GIVEN REQUEST. Report each line of the data that includes the word "These".

Stored items from a collection.
>> Start

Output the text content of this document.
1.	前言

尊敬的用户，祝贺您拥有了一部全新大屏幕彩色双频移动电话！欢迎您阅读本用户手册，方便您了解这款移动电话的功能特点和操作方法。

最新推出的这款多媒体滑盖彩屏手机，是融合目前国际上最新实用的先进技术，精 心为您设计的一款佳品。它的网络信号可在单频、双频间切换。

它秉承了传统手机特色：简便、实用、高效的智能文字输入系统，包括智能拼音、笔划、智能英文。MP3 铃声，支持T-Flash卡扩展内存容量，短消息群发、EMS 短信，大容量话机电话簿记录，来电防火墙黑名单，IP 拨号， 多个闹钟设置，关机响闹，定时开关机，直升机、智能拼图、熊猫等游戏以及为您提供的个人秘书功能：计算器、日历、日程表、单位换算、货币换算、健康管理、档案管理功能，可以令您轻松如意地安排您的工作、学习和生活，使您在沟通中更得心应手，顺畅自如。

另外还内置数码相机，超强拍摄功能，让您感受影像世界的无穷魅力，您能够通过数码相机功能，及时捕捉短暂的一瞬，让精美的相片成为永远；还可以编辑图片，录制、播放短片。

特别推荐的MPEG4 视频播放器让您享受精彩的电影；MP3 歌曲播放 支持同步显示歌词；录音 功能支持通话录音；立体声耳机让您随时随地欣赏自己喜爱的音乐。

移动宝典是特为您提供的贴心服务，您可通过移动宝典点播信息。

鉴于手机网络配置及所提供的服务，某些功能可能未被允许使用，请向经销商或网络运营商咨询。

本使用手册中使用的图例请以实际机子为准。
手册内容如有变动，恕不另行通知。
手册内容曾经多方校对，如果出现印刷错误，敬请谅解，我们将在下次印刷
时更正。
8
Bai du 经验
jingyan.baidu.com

>> End
>> Start

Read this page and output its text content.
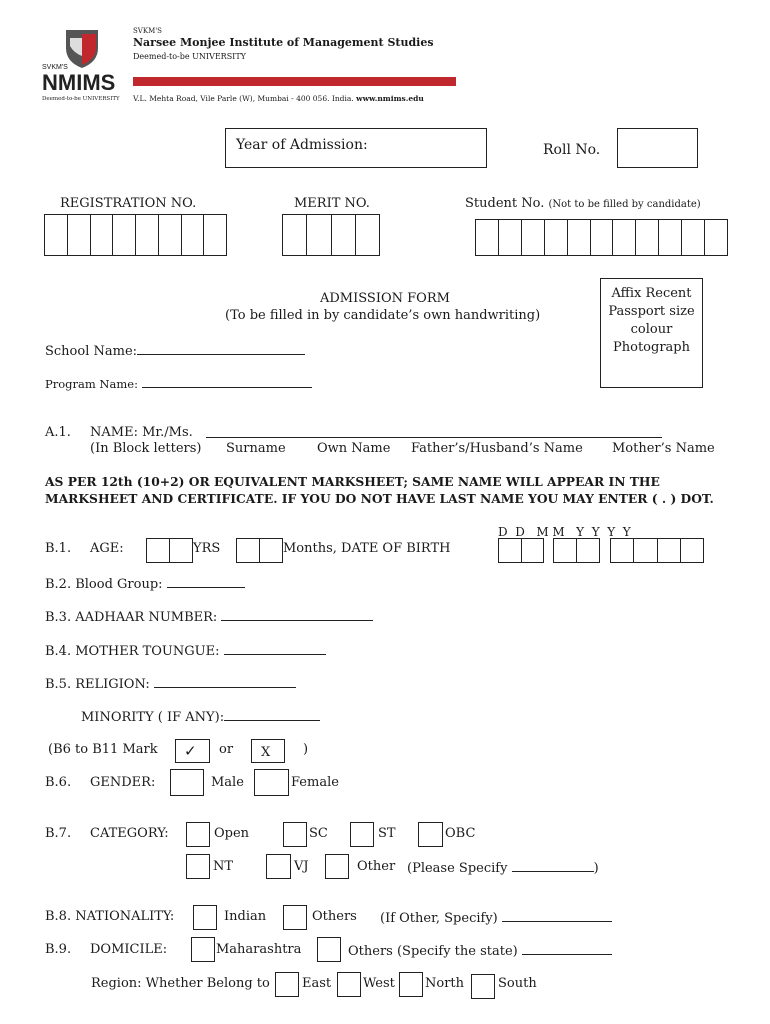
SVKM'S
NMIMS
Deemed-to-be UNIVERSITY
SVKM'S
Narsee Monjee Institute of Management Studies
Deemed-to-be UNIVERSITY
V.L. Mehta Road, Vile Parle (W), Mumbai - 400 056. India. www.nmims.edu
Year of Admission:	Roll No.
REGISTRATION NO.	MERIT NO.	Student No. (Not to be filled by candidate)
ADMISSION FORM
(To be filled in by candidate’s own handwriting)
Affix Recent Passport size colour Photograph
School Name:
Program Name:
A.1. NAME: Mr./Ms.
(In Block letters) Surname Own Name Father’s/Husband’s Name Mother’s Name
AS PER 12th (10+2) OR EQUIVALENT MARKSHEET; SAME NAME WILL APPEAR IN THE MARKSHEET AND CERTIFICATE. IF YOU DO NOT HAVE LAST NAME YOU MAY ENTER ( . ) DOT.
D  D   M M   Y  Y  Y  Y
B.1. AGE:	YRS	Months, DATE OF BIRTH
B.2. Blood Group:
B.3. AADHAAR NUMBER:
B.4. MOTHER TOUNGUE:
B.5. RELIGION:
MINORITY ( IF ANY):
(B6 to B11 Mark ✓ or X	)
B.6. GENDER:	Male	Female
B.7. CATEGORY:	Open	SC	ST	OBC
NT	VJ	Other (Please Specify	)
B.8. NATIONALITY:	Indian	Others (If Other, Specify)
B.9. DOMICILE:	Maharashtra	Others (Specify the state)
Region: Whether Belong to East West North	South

>> End
>> Start

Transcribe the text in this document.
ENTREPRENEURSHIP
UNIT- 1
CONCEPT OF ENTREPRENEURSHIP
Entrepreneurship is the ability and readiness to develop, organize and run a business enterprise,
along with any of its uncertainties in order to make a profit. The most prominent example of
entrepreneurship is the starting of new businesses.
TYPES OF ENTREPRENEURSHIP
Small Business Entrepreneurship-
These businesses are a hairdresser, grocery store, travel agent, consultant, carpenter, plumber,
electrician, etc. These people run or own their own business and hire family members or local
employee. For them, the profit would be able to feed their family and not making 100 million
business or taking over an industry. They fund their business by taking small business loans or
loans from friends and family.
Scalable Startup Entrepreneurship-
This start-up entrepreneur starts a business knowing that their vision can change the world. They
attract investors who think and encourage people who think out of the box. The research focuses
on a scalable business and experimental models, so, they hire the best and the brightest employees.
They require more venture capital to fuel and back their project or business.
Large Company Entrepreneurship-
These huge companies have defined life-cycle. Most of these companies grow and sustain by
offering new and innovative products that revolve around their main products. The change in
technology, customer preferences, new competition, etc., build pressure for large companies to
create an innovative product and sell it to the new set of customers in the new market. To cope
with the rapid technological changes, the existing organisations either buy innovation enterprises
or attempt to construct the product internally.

>> End

TASK OUTPUT.
These businesses are a hairdresser, grocery store, travel agent, consultant, carpenter, plumber,
electrician, etc. These people run or own their own business and hire family members or local
These huge companies have defined life-cycle. Most of these companies grow and sustain by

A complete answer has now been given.